╔══

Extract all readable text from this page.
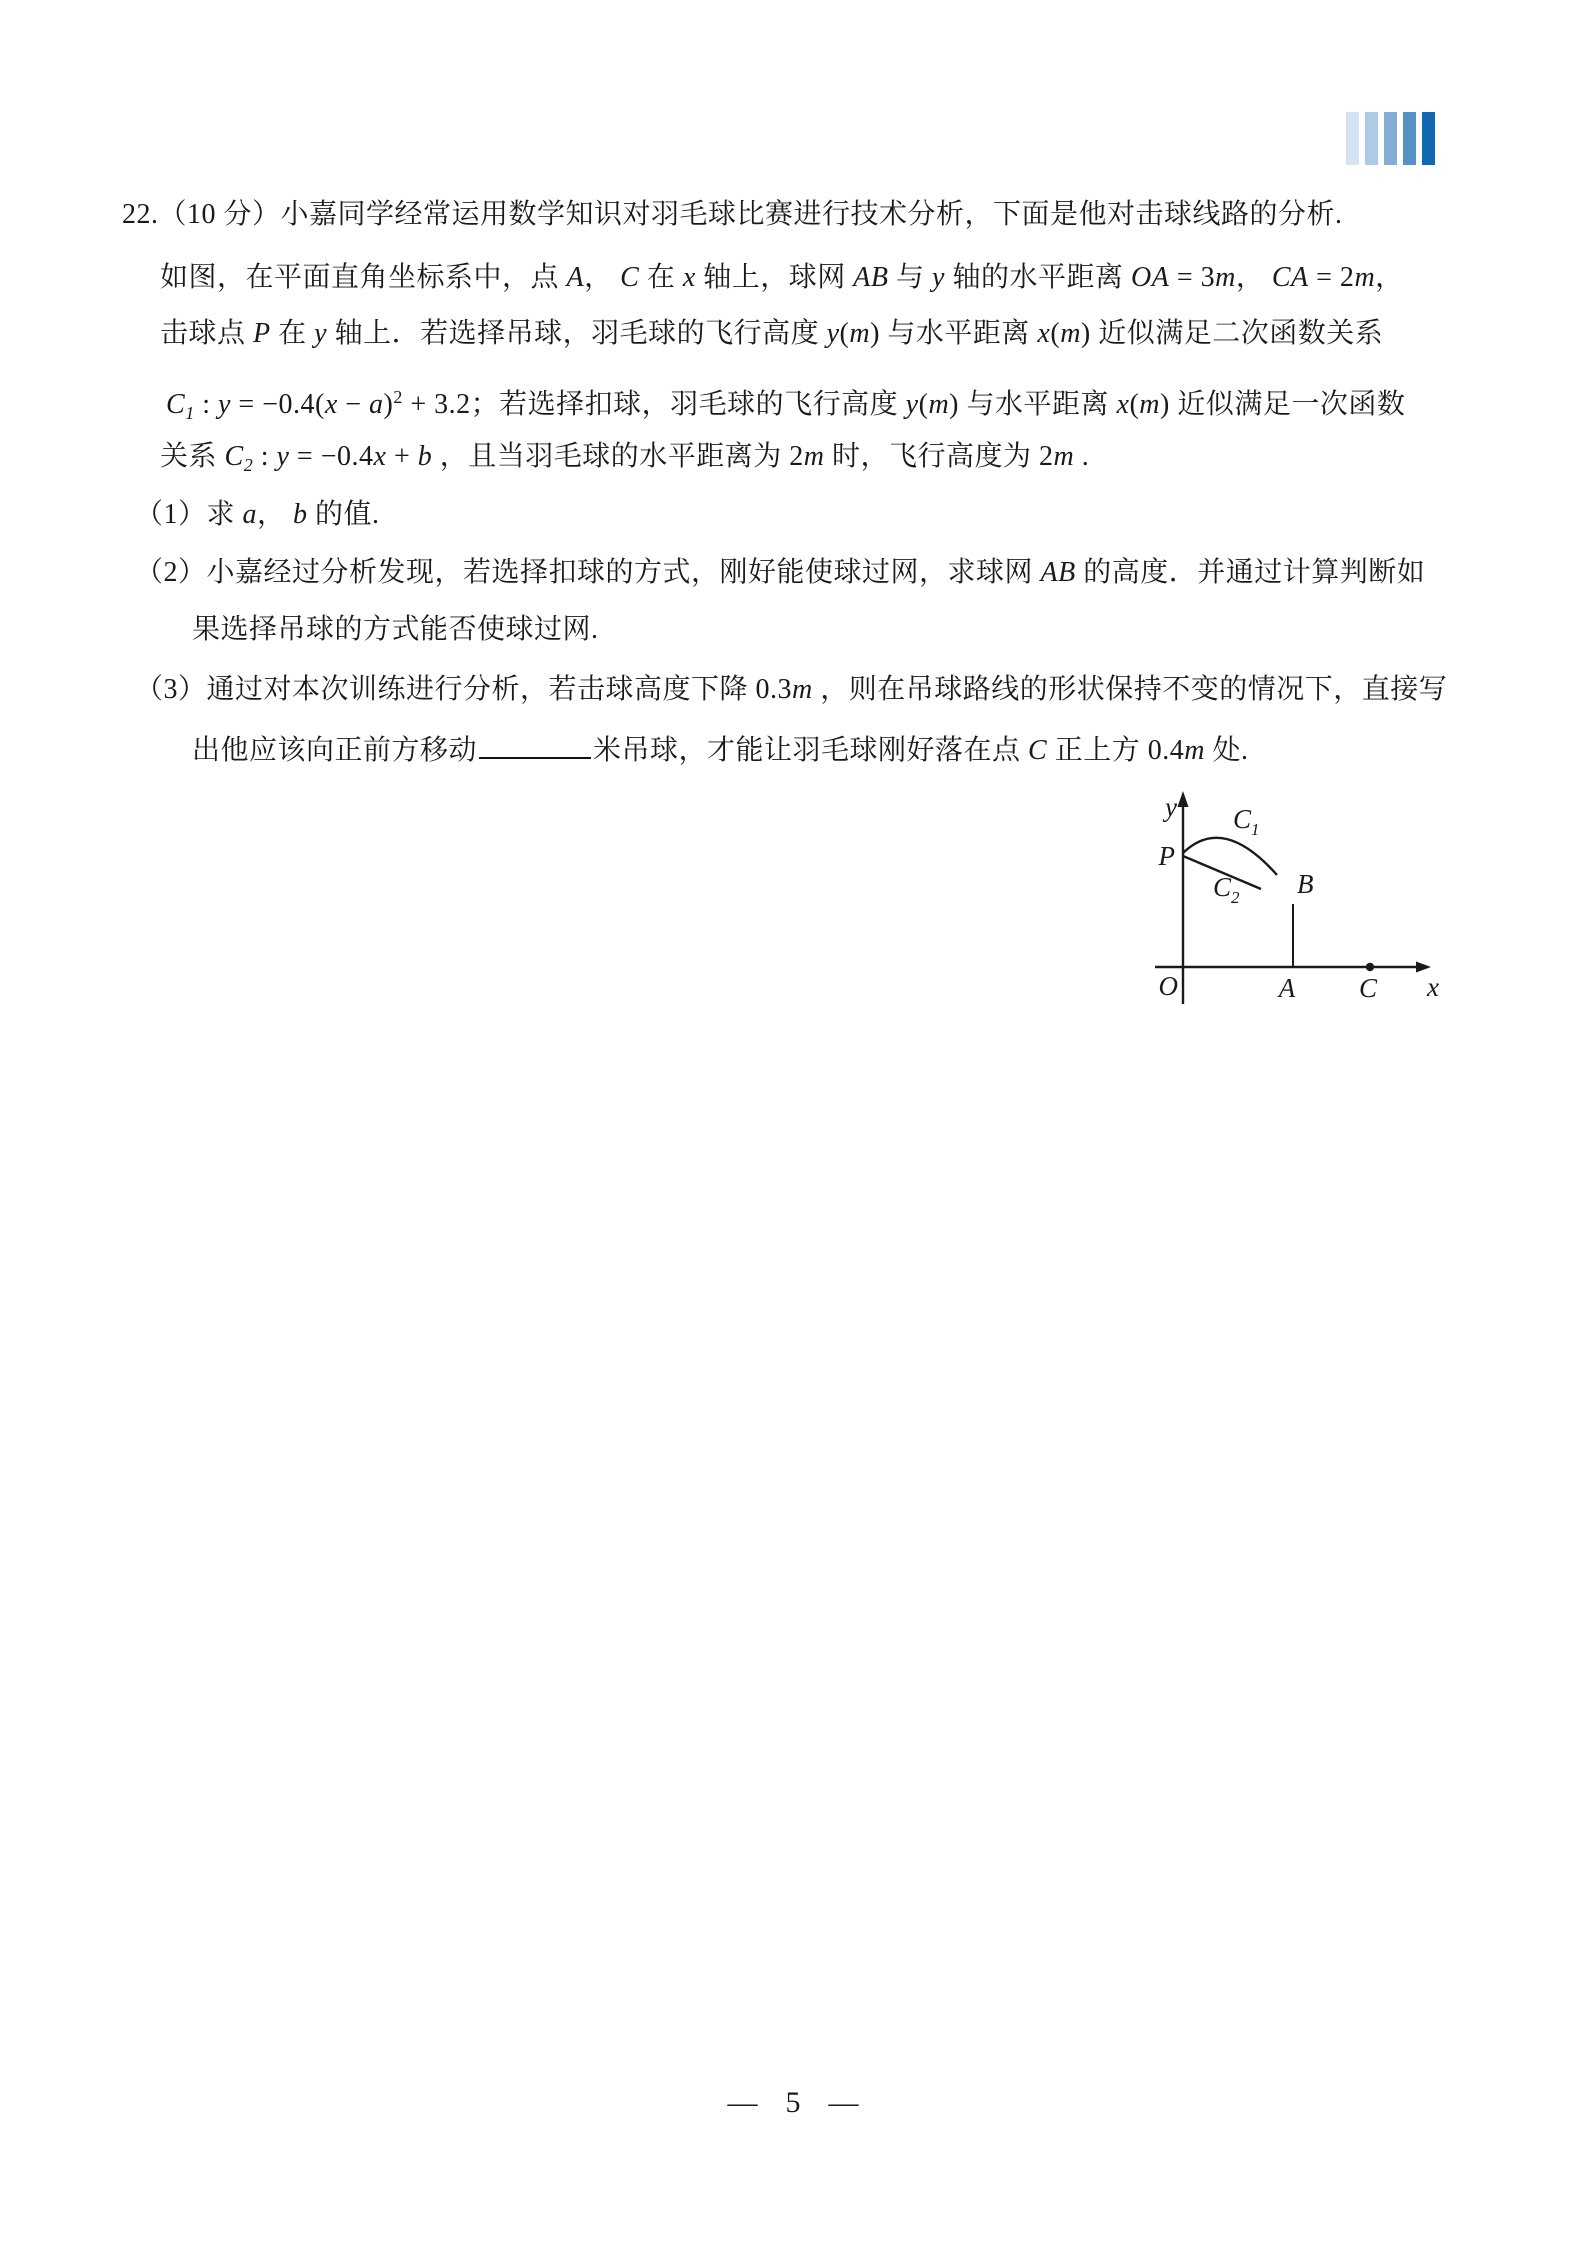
22.（10 分）小嘉同学经常运用数学知识对羽毛球比赛进行技术分析，下面是他对击球线路的分析.
如图，在平面直角坐标系中，点 A， C 在 x 轴上，球网 AB 与 y 轴的水平距离 OA = 3m， CA = 2m，
击球点 P 在 y 轴上．若选择吊球，羽毛球的飞行高度 y(m) 与水平距离 x(m) 近似满足二次函数关系
$C_1$ : $y = -0.4(x - a)^2 + 3.2$；若选择扣球，羽毛球的飞行高度 y(m) 与水平距离 x(m) 近似满足一次函数
关系 $C_2$ : y = −0.4x + b ，且当羽毛球的水平距离为 2m 时，飞行高度为 2m .
（1）求 a， b 的值.
（2）小嘉经过分析发现，若选择扣球的方式，刚好能使球过网，求球网 AB 的高度．并通过计算判断如
果选择吊球的方式能否使球过网.
（3）通过对本次训练进行分析，若击球高度下降 0.3m ，则在吊球路线的形状保持不变的情况下，直接写
出他应该向正前方移动	米吊球，才能让羽毛球刚好落在点 C 正上方 0.4m 处.
y
x
O
P
$C_1$
$C_2$ B
A C
— 5 —
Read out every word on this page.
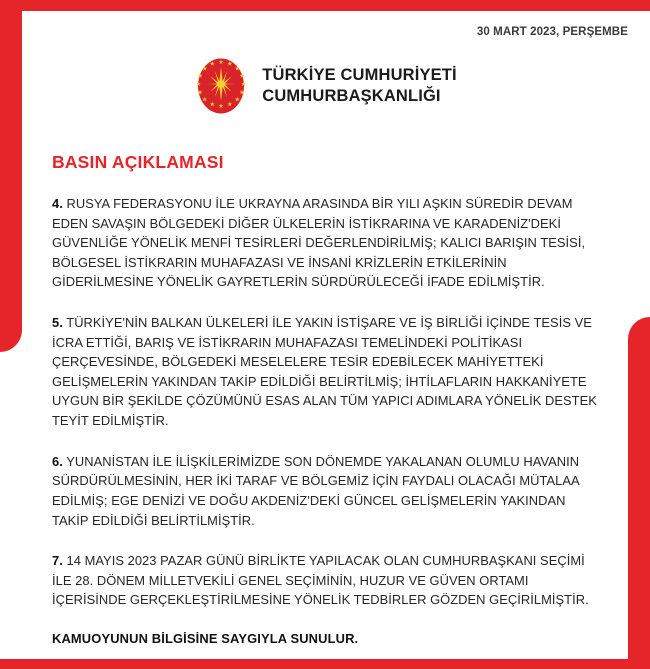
30 MART 2023, PERŞEMBE
TÜRKİYE CUMHURİYETİ
CUMHURBAŞKANLIĞI
BASIN AÇIKLAMASI

4. RUSYA FEDERASYONU İLE UKRAYNA ARASINDA BİR YILI AŞKIN SÜREDİR DEVAM EDEN SAVAŞIN BÖLGEDEKİ DİĞER ÜLKELERİN İSTİKRARINA VE KARADENİZ'DEKİ GÜVENLİĞE YÖNELİK MENFİ TESİRLERİ DEĞERLENDİRİLMİŞ; KALICI BARIŞIN TESİSİ, BÖLGESEL İSTİKRARIN MUHAFAZASI VE İNSANİ KRİZLERİN ETKİLERİNİN GİDERİLMESİNE YÖNELİK GAYRETLERİN SÜRDÜRÜLECEĞİ İFADE EDİLMİŞTİR.

5. TÜRKİYE'NİN BALKAN ÜLKELERİ İLE YAKIN İSTİŞARE VE İŞ BİRLİĞİ İÇİNDE TESİS VE İCRA ETTİĞİ, BARIŞ VE İSTİKRARIN MUHAFAZASI TEMELİNDEKİ POLİTİKASI ÇERÇEVESİNDE, BÖLGEDEKİ MESELELERE TESİR EDEBİLECEK MAHİYETTEKİ GELİŞMELERİN YAKINDAN TAKİP EDİLDİĞİ BELİRTİLMİŞ; İHTİLAFLARIN HAKKANİYETE UYGUN BİR ŞEKİLDE ÇÖZÜMÜNÜ ESAS ALAN TÜM YAPICI ADIMLARA YÖNELİK DESTEK TEYİT EDİLMİŞTİR.

6. YUNANİSTAN İLE İLİŞKİLERİMİZDE SON DÖNEMDE YAKALANAN OLUMLU HAVANIN SÜRDÜRÜLMESİNİN, HER İKİ TARAF VE BÖLGEMİZ İÇİN FAYDALI OLACAĞI MÜTALAA EDİLMİŞ; EGE DENİZİ VE DOĞU AKDENİZ'DEKİ GÜNCEL GELİŞMELERİN YAKINDAN TAKİP EDİLDİĞİ BELİRTİLMİŞTİR.

7. 14 MAYIS 2023 PAZAR GÜNÜ BİRLİKTE YAPILACAK OLAN CUMHURBAŞKANI SEÇİMİ İLE 28. DÖNEM MİLLETVEKİLİ GENEL SEÇİMİNİN, HUZUR VE GÜVEN ORTAMI İÇERİSİNDE GERÇEKLEŞTİRİLMESİNE YÖNELİK TEDBİRLER GÖZDEN GEÇİRİLMİŞTİR.

KAMUOYUNUN BİLGİSİNE SAYGIYLA SUNULUR.
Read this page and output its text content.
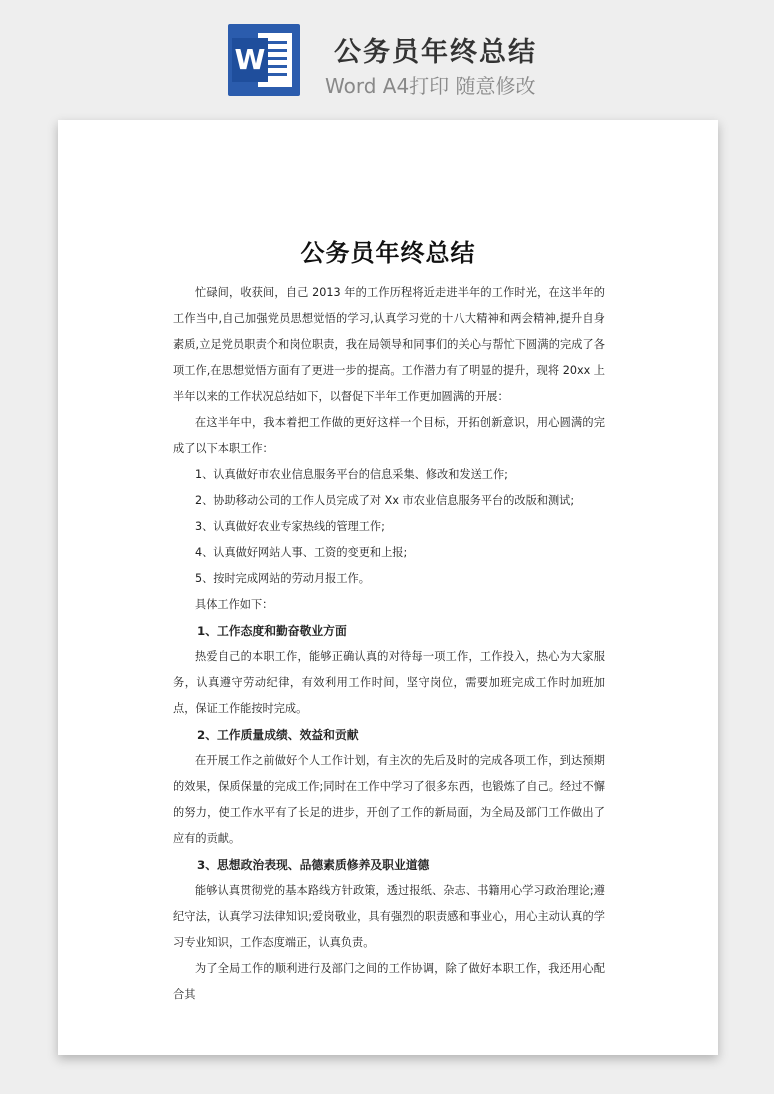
W	公务员年终总结
Word A4打印 随意修改
公务员年终总结

忙碌间，收获间，自己 2013 年的工作历程将近走进半年的工作时光，在这半年的工作当中,自己加强党员思想觉悟的学习,认真学习党的十八大精神和两会精神,提升自身素质,立足党员职责个和岗位职责，我在局领导和同事们的关心与帮忙下圆满的完成了各项工作,在思想觉悟方面有了更进一步的提高。工作潜力有了明显的提升，现将 20xx 上半年以来的工作状况总结如下，以督促下半年工作更加圆满的开展：

在这半年中，我本着把工作做的更好这样一个目标，开拓创新意识，用心圆满的完成了以下本职工作：

1、认真做好市农业信息服务平台的信息采集、修改和发送工作;

2、协助移动公司的工作人员完成了对 Xx 市农业信息服务平台的改版和测试;

3、认真做好农业专家热线的管理工作;

4、认真做好网站人事、工资的变更和上报;

5、按时完成网站的劳动月报工作。

具体工作如下：

1、工作态度和勤奋敬业方面

热爱自己的本职工作，能够正确认真的对待每一项工作，工作投入，热心为大家服务，认真遵守劳动纪律，有效利用工作时间，坚守岗位，需要加班完成工作时加班加点，保证工作能按时完成。

2、工作质量成绩、效益和贡献

在开展工作之前做好个人工作计划，有主次的先后及时的完成各项工作，到达预期的效果，保质保量的完成工作;同时在工作中学习了很多东西，也锻炼了自己。经过不懈的努力，使工作水平有了长足的进步，开创了工作的新局面，为全局及部门工作做出了应有的贡献。

3、思想政治表现、品德素质修养及职业道德

能够认真贯彻党的基本路线方针政策，透过报纸、杂志、书籍用心学习政治理论;遵纪守法，认真学习法律知识;爱岗敬业，具有强烈的职责感和事业心，用心主动认真的学习专业知识，工作态度端正，认真负责。

为了全局工作的顺利进行及部门之间的工作协调，除了做好本职工作，我还用心配合其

╚══

▸ **Problem to solve**
Every record is to be reproduced exactly, with no pictures included.

▸ **Solution for this task**
Extract all readable text from this page.
22.（10 分）小嘉同学经常运用数学知识对羽毛球比赛进行技术分析，下面是他对击球线路的分析.
如图，在平面直角坐标系中，点 A， C 在 x 轴上，球网 AB 与 y 轴的水平距离 OA = 3m， CA = 2m，
击球点 P 在 y 轴上．若选择吊球，羽毛球的飞行高度 y(m) 与水平距离 x(m) 近似满足二次函数关系
$C_1$ : $y = -0.4(x - a)^2 + 3.2$；若选择扣球，羽毛球的飞行高度 y(m) 与水平距离 x(m) 近似满足一次函数
关系 $C_2$ : y = −0.4x + b ，且当羽毛球的水平距离为 2m 时，飞行高度为 2m .
（1）求 a， b 的值.
（2）小嘉经过分析发现，若选择扣球的方式，刚好能使球过网，求球网 AB 的高度．并通过计算判断如
果选择吊球的方式能否使球过网.
（3）通过对本次训练进行分析，若击球高度下降 0.3m ，则在吊球路线的形状保持不变的情况下，直接写
出他应该向正前方移动	米吊球，才能让羽毛球刚好落在点 C 正上方 0.4m 处.
y
x
O
P
$C_1$
$C_2$ B
A C
— 5 —
Read out every word on this page.
30 MART 2023, PERŞEMBE
TÜRKİYE CUMHURİYETİ
CUMHURBAŞKANLIĞI
BASIN AÇIKLAMASI

4. RUSYA FEDERASYONU İLE UKRAYNA ARASINDA BİR YILI AŞKIN SÜREDİR DEVAM EDEN SAVAŞIN BÖLGEDEKİ DİĞER ÜLKELERİN İSTİKRARINA VE KARADENİZ'DEKİ GÜVENLİĞE YÖNELİK MENFİ TESİRLERİ DEĞERLENDİRİLMİŞ; KALICI BARIŞIN TESİSİ, BÖLGESEL İSTİKRARIN MUHAFAZASI VE İNSANİ KRİZLERİN ETKİLERİNİN GİDERİLMESİNE YÖNELİK GAYRETLERİN SÜRDÜRÜLECEĞİ İFADE EDİLMİŞTİR.

5. TÜRKİYE'NİN BALKAN ÜLKELERİ İLE YAKIN İSTİŞARE VE İŞ BİRLİĞİ İÇİNDE TESİS VE İCRA ETTİĞİ, BARIŞ VE İSTİKRARIN MUHAFAZASI TEMELİNDEKİ POLİTİKASI ÇERÇEVESİNDE, BÖLGEDEKİ MESELELERE TESİR EDEBİLECEK MAHİYETTEKİ GELİŞMELERİN YAKINDAN TAKİP EDİLDİĞİ BELİRTİLMİŞ; İHTİLAFLARIN HAKKANİYETE UYGUN BİR ŞEKİLDE ÇÖZÜMÜNÜ ESAS ALAN TÜM YAPICI ADIMLARA YÖNELİK DESTEK TEYİT EDİLMİŞTİR.

6. YUNANİSTAN İLE İLİŞKİLERİMİZDE SON DÖNEMDE YAKALANAN OLUMLU HAVANIN SÜRDÜRÜLMESİNİN, HER İKİ TARAF VE BÖLGEMİZ İÇİN FAYDALI OLACAĞI MÜTALAA EDİLMİŞ; EGE DENİZİ VE DOĞU AKDENİZ'DEKİ GÜNCEL GELİŞMELERİN YAKINDAN TAKİP EDİLDİĞİ BELİRTİLMİŞTİR.

7. 14 MAYIS 2023 PAZAR GÜNÜ BİRLİKTE YAPILACAK OLAN CUMHURBAŞKANI SEÇİMİ İLE 28. DÖNEM MİLLETVEKİLİ GENEL SEÇİMİNİN, HUZUR VE GÜVEN ORTAMI İÇERİSİNDE GERÇEKLEŞTİRİLMESİNE YÖNELİK TEDBİRLER GÖZDEN GEÇİRİLMİŞTİR.

KAMUOYUNUN BİLGİSİNE SAYGIYLA SUNULUR.
Read this page and output its text content.
W	公务员年终总结
Word A4打印 随意修改
公务员年终总结

忙碌间，收获间，自己 2013 年的工作历程将近走进半年的工作时光，在这半年的工作当中,自己加强党员思想觉悟的学习,认真学习党的十八大精神和两会精神,提升自身素质,立足党员职责个和岗位职责，我在局领导和同事们的关心与帮忙下圆满的完成了各项工作,在思想觉悟方面有了更进一步的提高。工作潜力有了明显的提升，现将 20xx 上半年以来的工作状况总结如下，以督促下半年工作更加圆满的开展：

在这半年中，我本着把工作做的更好这样一个目标，开拓创新意识，用心圆满的完成了以下本职工作：

1、认真做好市农业信息服务平台的信息采集、修改和发送工作;

2、协助移动公司的工作人员完成了对 Xx 市农业信息服务平台的改版和测试;

3、认真做好农业专家热线的管理工作;

4、认真做好网站人事、工资的变更和上报;

5、按时完成网站的劳动月报工作。

具体工作如下：

1、工作态度和勤奋敬业方面

热爱自己的本职工作，能够正确认真的对待每一项工作，工作投入，热心为大家服务，认真遵守劳动纪律，有效利用工作时间，坚守岗位，需要加班完成工作时加班加点，保证工作能按时完成。

2、工作质量成绩、效益和贡献

在开展工作之前做好个人工作计划，有主次的先后及时的完成各项工作，到达预期的效果，保质保量的完成工作;同时在工作中学习了很多东西，也锻炼了自己。经过不懈的努力，使工作水平有了长足的进步，开创了工作的新局面，为全局及部门工作做出了应有的贡献。

3、思想政治表现、品德素质修养及职业道德

能够认真贯彻党的基本路线方针政策，透过报纸、杂志、书籍用心学习政治理论;遵纪守法，认真学习法律知识;爱岗敬业，具有强烈的职责感和事业心，用心主动认真的学习专业知识，工作态度端正，认真负责。

为了全局工作的顺利进行及部门之间的工作协调，除了做好本职工作，我还用心配合其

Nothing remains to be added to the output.